### WHAT TO DO
Which lines in the records below contain the word "within"? Copy each one out.

Recorded data:
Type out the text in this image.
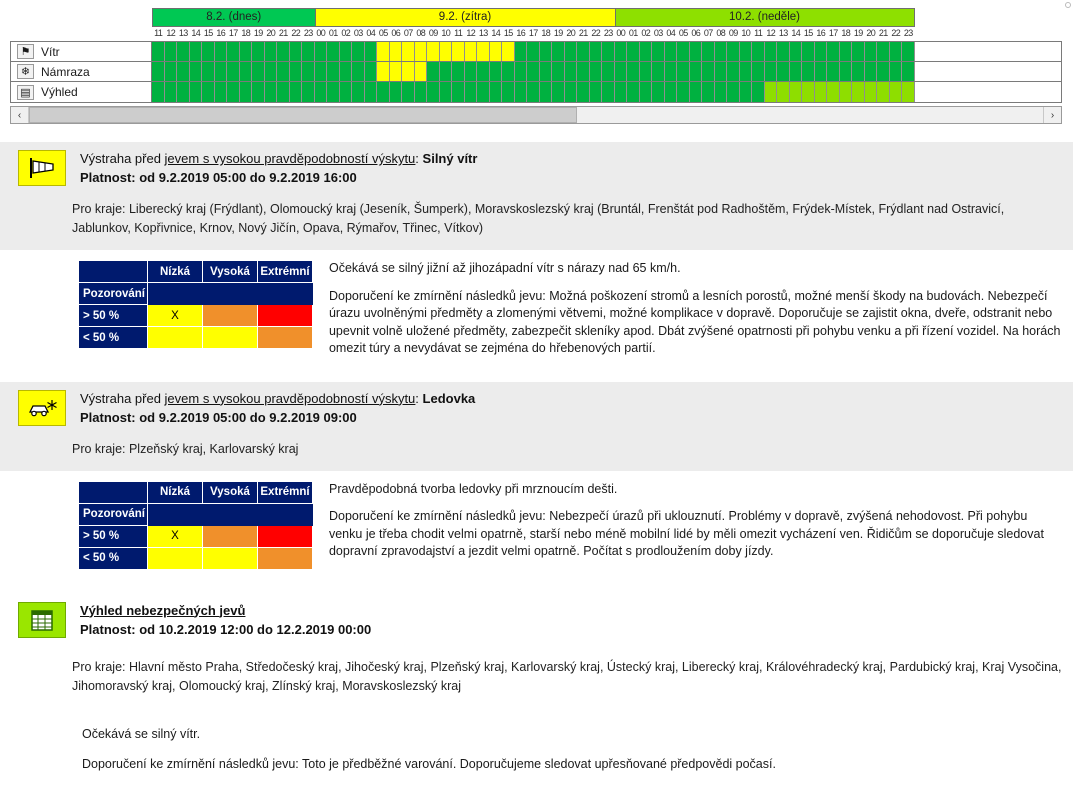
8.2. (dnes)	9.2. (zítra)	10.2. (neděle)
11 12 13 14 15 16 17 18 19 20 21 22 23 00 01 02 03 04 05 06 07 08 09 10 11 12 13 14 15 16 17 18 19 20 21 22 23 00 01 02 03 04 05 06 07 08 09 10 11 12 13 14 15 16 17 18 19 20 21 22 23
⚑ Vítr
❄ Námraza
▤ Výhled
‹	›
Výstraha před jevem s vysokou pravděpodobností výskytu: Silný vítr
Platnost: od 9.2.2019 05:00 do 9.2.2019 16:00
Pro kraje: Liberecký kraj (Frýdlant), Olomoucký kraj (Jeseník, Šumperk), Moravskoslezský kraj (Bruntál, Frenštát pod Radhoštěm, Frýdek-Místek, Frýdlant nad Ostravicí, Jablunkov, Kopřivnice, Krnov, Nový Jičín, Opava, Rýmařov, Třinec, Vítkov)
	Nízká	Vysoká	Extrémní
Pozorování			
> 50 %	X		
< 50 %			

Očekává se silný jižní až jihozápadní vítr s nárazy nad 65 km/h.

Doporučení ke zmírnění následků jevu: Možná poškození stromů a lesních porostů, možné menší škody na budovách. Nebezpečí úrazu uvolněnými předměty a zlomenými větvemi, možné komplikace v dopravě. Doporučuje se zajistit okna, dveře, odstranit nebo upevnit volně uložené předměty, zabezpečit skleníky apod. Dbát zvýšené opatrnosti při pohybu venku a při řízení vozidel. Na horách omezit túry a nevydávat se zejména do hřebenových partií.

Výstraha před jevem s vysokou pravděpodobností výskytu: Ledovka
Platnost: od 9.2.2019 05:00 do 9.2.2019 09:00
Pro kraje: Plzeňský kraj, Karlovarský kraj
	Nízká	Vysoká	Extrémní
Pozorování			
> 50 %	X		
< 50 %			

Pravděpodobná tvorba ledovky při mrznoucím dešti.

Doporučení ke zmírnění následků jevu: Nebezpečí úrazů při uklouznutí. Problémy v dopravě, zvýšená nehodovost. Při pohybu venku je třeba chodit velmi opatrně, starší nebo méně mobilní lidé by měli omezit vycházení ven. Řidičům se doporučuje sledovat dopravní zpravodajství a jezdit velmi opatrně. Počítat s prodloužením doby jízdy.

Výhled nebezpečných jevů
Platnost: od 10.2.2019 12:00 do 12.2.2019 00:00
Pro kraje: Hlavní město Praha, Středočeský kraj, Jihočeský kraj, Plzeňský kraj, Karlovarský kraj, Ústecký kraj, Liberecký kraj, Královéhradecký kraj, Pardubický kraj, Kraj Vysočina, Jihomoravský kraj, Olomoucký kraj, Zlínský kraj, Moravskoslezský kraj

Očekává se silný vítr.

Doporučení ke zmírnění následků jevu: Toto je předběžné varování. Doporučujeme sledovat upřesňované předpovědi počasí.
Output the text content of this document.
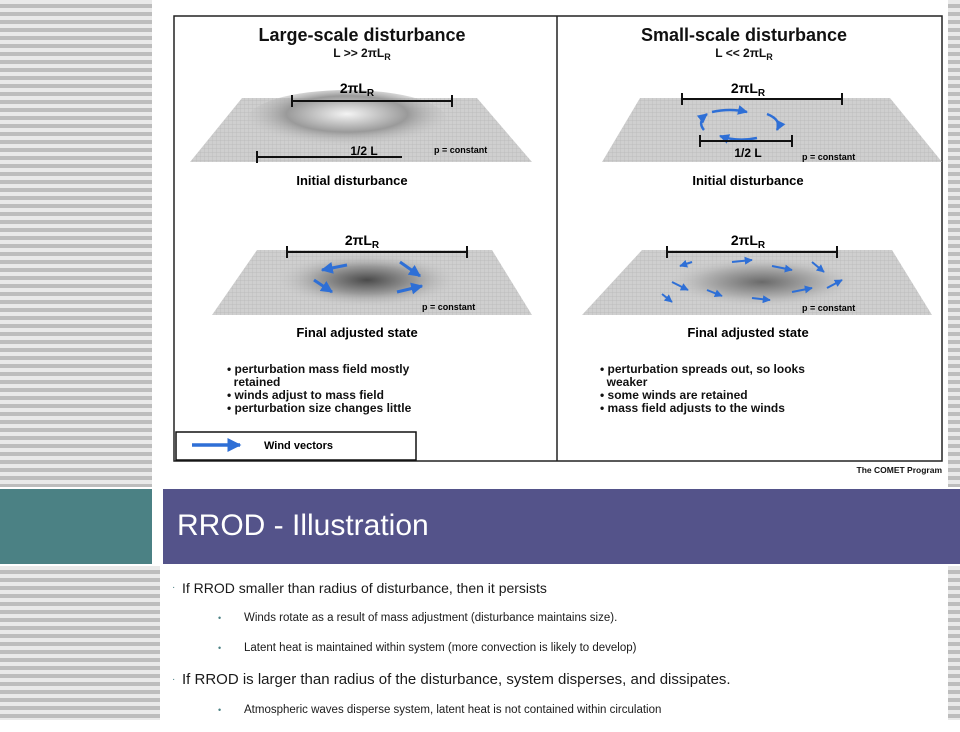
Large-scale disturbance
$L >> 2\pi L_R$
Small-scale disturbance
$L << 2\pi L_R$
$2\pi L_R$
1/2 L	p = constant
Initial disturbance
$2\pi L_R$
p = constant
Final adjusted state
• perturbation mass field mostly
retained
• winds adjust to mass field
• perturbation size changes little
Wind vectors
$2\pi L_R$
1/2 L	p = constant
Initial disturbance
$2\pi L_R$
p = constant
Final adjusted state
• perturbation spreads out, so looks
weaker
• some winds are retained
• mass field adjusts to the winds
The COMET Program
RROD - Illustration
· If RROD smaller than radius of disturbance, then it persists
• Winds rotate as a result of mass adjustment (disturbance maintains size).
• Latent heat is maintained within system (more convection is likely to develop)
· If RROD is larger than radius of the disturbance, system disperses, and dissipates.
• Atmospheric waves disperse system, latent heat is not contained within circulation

### RESPONSE TO THE TASK
• Latent heat is maintained within system (more convection is likely to develop)
• Atmospheric waves disperse system, latent heat is not contained within circulation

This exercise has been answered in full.